_Excerpt provided:_

In 2007, Bruichladdich Radical competed in the entire LMS season. Having retired at the opening event, the 1000 km of Monza, the team took a ninth place overall finish and third in class at the 1000 km of Valencia; in the latter race, Greaves and Moseley were joined by Robin Liddell. Following this event, the team participated in the 24 Hours of Le Mans for the first time, however, Tim Greaves crashed out after 90 minutes, forcing the team to withdraw. The following LMS race, which was the 1000 km of Nürburgring, was little more successful; Greaves and Moseley finished 35th, and ninth in class, after a starter motor problem had cost the team around 30 minutes. A retirement at the 1000 km of Spa followed, due to engine failure after 81 laps, before the season finale, the 1000 km of Silverstone saw the team take 14th overall and seventh in class; Jacob Greaves filling the third driver's slot for the team. The team finished joint-eighth in the LMP2 team's standings; level with Team LNT and Kruse Motorsport on eight points.

===2008–2009===
Bruichladdich Radical remained in the Le Mans Series in 2008, but had an all-new driver line-up of Jens Petersen, Jan-Dirk Leuders and Marc Rostan. The season opener, which was the 1000 km of Catalunya, saw the team finish 15th overall, and seventh in class. However, the rest of the season was unsuccessful, as the team did not finish above 30th overall in any of the remaining LMS races, or the 24 Hours of Le Mans; although 30th at the 1000 km of Spa equated to seventh in class, due to attrition. As a result, the team slipped to joint-eleventh in class, with four points.

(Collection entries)
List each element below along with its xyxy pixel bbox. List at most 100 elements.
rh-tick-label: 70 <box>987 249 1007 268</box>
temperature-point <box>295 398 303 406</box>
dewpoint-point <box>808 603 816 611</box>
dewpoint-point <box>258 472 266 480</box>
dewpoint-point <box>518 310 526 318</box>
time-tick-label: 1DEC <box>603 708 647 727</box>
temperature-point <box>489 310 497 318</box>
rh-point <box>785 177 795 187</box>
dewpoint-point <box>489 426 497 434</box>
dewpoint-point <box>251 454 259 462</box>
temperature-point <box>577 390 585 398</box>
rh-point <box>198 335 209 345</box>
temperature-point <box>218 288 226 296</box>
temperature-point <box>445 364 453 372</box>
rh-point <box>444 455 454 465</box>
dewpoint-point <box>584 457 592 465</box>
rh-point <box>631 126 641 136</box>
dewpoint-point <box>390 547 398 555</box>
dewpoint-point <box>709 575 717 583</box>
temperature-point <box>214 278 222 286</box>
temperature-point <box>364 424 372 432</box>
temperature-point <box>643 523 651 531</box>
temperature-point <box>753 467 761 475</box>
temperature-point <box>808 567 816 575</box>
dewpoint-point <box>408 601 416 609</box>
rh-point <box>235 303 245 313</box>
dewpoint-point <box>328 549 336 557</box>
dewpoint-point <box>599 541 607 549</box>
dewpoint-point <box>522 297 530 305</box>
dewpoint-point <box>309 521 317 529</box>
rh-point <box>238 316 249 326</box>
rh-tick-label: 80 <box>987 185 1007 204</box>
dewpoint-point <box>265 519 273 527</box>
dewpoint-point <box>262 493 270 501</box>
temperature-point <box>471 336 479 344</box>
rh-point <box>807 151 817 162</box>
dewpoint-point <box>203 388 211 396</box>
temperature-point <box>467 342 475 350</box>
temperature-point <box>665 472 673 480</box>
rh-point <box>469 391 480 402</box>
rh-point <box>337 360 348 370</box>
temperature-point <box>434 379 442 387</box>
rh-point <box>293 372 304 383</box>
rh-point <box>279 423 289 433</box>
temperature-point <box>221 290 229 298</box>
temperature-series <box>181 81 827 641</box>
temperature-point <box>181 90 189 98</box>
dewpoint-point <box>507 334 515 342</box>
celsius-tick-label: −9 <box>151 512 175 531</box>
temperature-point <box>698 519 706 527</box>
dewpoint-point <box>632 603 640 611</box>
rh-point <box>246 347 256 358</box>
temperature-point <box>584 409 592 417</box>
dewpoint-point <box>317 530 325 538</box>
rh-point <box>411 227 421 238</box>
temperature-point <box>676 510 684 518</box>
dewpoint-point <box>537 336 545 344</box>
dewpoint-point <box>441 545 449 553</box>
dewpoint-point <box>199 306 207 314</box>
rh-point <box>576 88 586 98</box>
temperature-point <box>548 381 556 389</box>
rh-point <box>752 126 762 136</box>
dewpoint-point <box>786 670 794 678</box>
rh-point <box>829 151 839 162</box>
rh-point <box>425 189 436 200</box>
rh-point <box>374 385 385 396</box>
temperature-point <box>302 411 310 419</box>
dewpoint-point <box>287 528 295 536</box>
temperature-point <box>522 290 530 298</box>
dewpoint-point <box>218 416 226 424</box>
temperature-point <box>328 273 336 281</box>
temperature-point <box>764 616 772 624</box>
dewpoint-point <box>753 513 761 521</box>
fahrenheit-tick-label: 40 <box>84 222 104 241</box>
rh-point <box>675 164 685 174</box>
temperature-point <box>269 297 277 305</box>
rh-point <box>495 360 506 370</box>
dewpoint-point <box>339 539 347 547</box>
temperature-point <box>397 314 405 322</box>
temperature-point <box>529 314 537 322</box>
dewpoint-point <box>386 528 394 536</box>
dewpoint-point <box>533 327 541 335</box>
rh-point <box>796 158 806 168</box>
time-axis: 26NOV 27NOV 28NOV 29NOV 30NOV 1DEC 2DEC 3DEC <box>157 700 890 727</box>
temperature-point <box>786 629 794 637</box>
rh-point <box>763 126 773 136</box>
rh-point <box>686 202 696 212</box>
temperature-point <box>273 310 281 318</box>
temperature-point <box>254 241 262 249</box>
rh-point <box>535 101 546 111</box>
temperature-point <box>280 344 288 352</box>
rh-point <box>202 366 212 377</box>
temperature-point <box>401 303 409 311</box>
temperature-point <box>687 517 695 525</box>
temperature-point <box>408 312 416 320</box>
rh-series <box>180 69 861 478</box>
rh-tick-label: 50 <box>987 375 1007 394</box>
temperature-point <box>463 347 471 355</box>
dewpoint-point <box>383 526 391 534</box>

_Your assignment:_
Continue the account of the Bruichladdich Radical racing team, picking up after its final sentence.

_Exercise response:_
For 2009, Pierre Bruneau joined the team, and as a result, the team became known as the Bruichladdich-Bruneau Team, with the team continuing to use the AER-engined Radical SR9. The opening round of the season, which was the 1000 km of Catalunya, saw Bruneau, partnered by Moseley and Nigel Greensall, finishing tenth overall, and fourth in the LM P2 category. At the 1000 km of Spa, Tim Greaves and Jonathon Coleman replaced Moseley and Greensall, but the team were disqualified from the event for an unspecified technical infringement. Rostan partnered Greaves and Bruneau at the 24 Hours of Le Mans, but retired from the race after just over fourteen and a half hours, having completed 91 laps. At the 1000 km of Algarve, Greaves and Bruneau were partnered by Francesco Sini, but could only finish 25th overall, and tenth in class. Michael Vergers replaced Greaves at the 1000 km of Nürburgring, but the team retired after 114 laps. Greaves returned for the 1000 km of Silverstone, the season finale; the team finished 16th overall, and sixth in class. The team were classified seventh in the LM P2 standings, with eight points.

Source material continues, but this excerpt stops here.